■ **Objective a**: In the passage on self-love below, condense the paragraph beginning "I started working out like crazy" into two short sentences that keep its main facts.

But it didn’t make me feel better. It made me feel bad. I felt like this was not self-love. It was self-hate.

Then, I read a book that changed my life: "Can’t Hurt Me" by David Goggins. I didn’t know this when I picked up the book, but this book is the bible of mental strength. And it completely flipped my perspective. I did a 180 and decided not to go easy on myself, but to go tougher than I ever have.

I started working out like crazy. And ate cleaner than ever. And I studied around the clock. And it changed everything. I felt so great. I actually felt like I loved myself.

People think going easy on yourself is self-love. And, in very micro-doses, it might be. But on a macro scale, going easy on yourself and locking yourself deep into the corridors of your comfort zone is not self-love. It’s self-hatred. It’s self-abuse.

People who have high mental strength go easy on themselves very rarely, and only in the smallest of doses. But as a general idea, self-love means challenging yourself and being a fan of tough love.

■ **Objective b**: Identify every line of the records below that contains the string "brake", and copy each of those lines. Case counts.

■ **Dataset entries**:
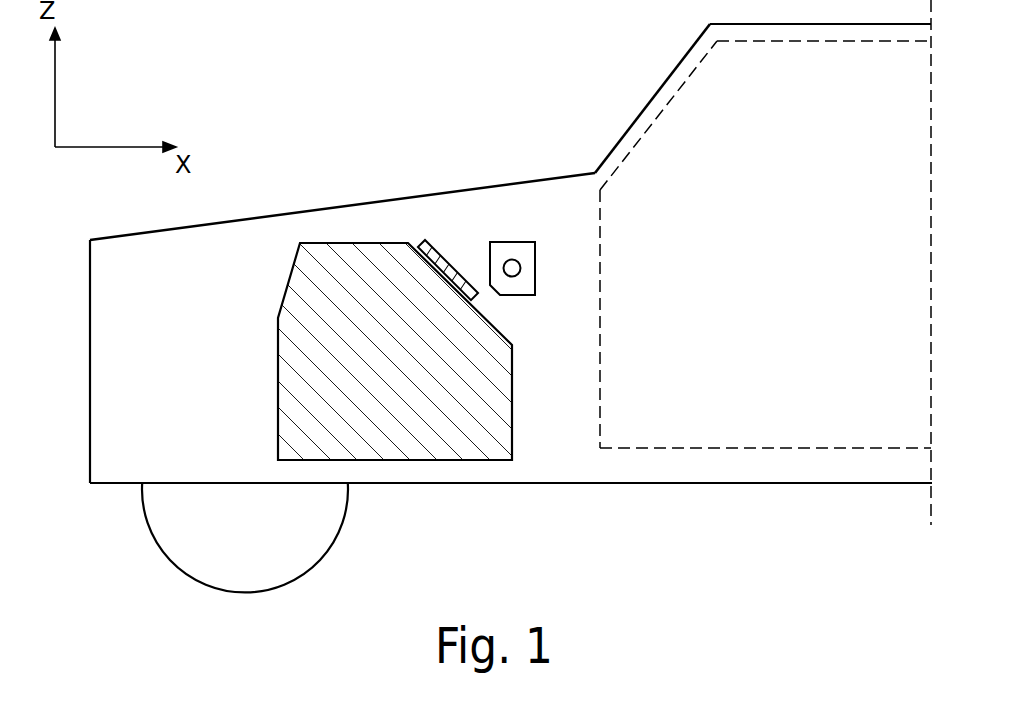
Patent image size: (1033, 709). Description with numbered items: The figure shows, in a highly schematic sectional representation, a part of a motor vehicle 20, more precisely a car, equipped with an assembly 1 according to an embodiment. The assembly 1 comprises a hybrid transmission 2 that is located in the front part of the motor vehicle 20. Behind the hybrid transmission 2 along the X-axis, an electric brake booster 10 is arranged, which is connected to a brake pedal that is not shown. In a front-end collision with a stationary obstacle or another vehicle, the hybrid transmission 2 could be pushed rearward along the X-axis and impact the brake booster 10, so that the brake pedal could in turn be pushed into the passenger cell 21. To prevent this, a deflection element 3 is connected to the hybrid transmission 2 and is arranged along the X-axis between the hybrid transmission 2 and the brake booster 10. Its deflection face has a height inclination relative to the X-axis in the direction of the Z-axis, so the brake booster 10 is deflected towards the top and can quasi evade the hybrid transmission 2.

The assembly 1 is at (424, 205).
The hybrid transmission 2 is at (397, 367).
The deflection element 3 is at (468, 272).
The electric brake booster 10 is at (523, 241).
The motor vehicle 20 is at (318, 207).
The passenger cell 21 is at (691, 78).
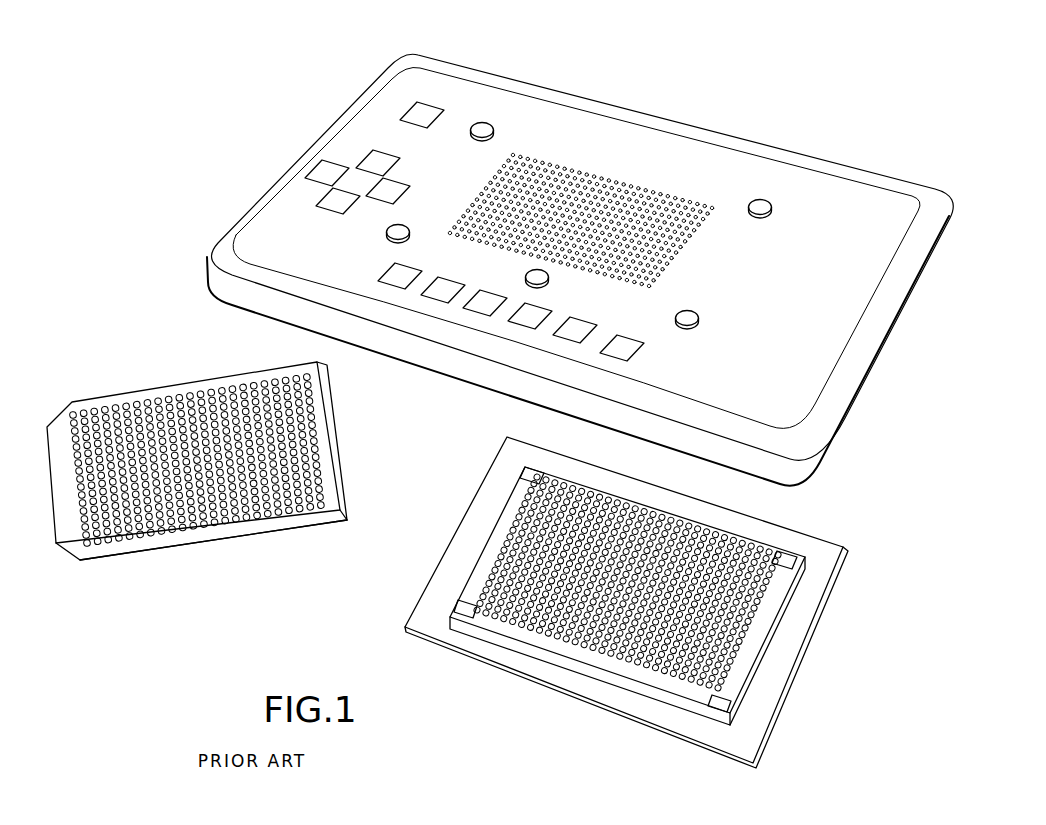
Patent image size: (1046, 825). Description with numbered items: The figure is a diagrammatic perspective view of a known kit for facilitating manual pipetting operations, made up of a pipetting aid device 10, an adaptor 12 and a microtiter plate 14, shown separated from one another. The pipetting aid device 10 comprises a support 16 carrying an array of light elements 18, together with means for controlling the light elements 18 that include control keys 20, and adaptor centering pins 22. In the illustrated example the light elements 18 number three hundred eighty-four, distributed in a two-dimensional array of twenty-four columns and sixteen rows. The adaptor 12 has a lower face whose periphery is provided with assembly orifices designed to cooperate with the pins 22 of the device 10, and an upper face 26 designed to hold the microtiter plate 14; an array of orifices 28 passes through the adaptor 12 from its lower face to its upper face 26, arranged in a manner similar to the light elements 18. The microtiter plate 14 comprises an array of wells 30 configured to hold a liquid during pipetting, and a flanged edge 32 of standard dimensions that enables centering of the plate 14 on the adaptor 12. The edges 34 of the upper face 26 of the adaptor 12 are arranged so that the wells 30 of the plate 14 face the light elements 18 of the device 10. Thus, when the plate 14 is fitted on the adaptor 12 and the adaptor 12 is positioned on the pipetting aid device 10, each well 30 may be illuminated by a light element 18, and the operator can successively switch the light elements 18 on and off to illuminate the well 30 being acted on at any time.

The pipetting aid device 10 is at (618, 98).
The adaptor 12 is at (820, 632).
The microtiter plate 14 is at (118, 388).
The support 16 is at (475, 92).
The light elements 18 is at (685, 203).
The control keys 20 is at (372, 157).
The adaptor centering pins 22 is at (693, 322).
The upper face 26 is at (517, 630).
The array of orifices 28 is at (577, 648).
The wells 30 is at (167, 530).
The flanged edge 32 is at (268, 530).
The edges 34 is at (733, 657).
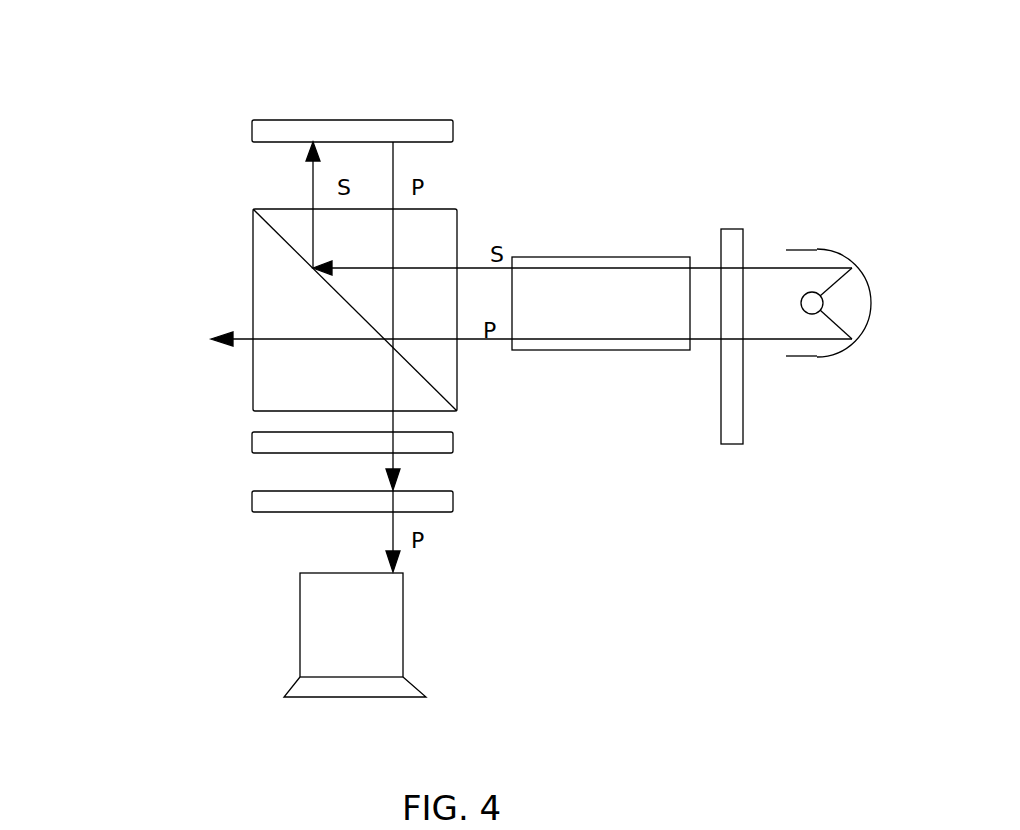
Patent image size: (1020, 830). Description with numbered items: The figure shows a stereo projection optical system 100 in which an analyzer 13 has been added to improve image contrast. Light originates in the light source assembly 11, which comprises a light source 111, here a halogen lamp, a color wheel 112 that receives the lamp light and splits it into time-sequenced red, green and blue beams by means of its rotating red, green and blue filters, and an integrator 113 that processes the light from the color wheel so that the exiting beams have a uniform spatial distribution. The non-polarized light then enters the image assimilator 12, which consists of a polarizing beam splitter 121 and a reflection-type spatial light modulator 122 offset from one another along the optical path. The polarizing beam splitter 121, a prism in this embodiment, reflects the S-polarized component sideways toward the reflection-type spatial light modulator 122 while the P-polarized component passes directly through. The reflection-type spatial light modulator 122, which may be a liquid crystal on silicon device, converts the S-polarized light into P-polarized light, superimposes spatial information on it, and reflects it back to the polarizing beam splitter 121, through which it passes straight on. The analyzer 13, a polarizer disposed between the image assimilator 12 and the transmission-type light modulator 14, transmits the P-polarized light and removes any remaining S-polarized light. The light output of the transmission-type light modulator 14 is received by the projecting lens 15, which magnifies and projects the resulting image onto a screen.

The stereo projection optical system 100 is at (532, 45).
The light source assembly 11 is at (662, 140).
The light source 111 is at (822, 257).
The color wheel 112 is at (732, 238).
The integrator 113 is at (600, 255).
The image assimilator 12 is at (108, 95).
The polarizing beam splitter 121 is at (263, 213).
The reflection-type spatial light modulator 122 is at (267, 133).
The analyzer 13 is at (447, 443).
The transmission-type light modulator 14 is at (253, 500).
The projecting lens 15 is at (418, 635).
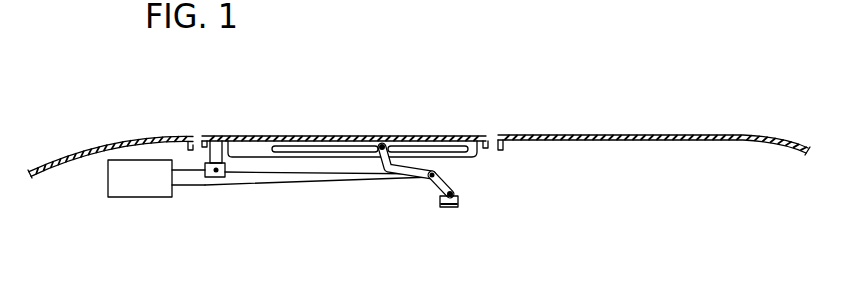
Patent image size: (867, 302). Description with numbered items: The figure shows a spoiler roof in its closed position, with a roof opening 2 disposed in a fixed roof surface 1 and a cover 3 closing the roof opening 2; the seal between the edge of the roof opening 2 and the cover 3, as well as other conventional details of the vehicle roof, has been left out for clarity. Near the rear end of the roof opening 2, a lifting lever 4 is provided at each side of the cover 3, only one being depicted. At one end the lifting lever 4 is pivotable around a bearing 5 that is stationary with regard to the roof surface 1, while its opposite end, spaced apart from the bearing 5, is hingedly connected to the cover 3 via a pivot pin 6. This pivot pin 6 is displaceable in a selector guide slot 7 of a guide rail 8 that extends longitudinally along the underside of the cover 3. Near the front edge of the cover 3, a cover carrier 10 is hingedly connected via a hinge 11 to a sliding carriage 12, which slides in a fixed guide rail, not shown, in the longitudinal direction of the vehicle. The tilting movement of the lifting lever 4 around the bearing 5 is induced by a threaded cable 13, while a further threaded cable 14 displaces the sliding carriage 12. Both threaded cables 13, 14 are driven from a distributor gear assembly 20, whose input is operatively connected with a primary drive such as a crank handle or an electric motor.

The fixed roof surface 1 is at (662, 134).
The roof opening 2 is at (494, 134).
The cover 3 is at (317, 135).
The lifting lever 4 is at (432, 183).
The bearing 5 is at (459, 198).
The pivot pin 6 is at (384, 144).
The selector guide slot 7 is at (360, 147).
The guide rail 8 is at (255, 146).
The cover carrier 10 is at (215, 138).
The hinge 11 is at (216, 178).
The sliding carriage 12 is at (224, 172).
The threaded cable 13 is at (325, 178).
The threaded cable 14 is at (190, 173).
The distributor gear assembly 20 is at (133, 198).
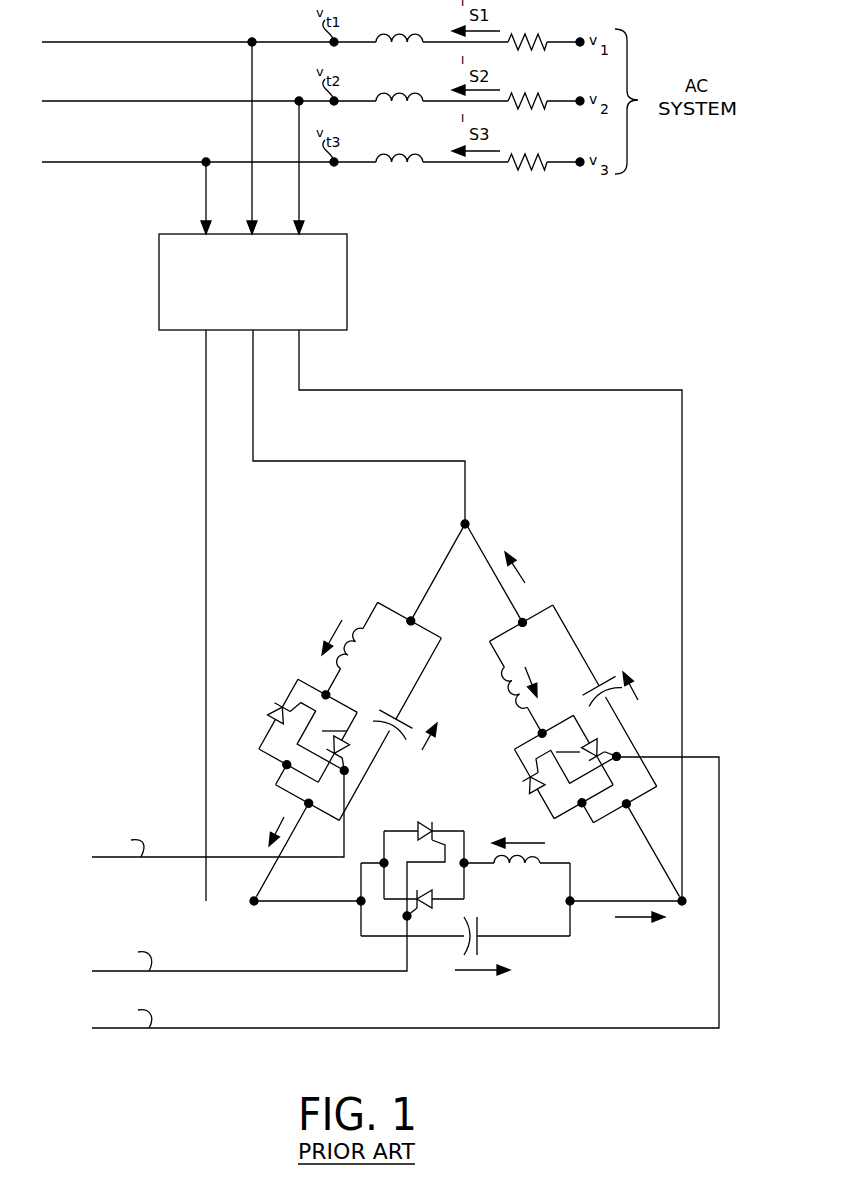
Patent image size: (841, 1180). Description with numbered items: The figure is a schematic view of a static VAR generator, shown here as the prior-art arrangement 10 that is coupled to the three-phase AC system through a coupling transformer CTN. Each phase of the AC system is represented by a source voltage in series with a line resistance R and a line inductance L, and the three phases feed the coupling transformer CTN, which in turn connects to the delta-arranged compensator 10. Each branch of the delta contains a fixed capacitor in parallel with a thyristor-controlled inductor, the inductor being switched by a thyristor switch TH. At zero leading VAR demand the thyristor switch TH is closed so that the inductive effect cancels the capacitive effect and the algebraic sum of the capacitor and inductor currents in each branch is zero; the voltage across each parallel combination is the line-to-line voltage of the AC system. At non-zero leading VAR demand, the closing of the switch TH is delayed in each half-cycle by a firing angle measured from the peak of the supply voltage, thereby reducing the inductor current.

■ **Task result a**: I began training intensely, ate cleaner than ever, and studied around the clock. It changed everything: I felt great and felt that I truly loved myself.

■ **Task result b**:
Patent image size: (1033, 709). Description with numbered items: The figure shows, in a highly schematic sectional representation, a part of a motor vehicle 20, more precisely a car, equipped with an assembly 1 according to an embodiment. The assembly 1 comprises a hybrid transmission 2 that is located in the front part of the motor vehicle 20. Behind the hybrid transmission 2 along the X-axis, an electric brake booster 10 is arranged, which is connected to a brake pedal that is not shown. In a front-end collision with a stationary obstacle or another vehicle, the hybrid transmission 2 could be pushed rearward along the X-axis and impact the brake booster 10, so that the brake pedal could in turn be pushed into the passenger cell 21. To prevent this, a deflection element 3 is connected to the hybrid transmission 2 and is arranged along the X-axis between the hybrid transmission 2 and the brake booster 10. Its deflection face has a height inclination relative to the X-axis in the direction of the Z-axis, so the brake booster 10 is deflected towards the top and can quasi evade the hybrid transmission 2.
The electric brake booster 10 is at (523, 241).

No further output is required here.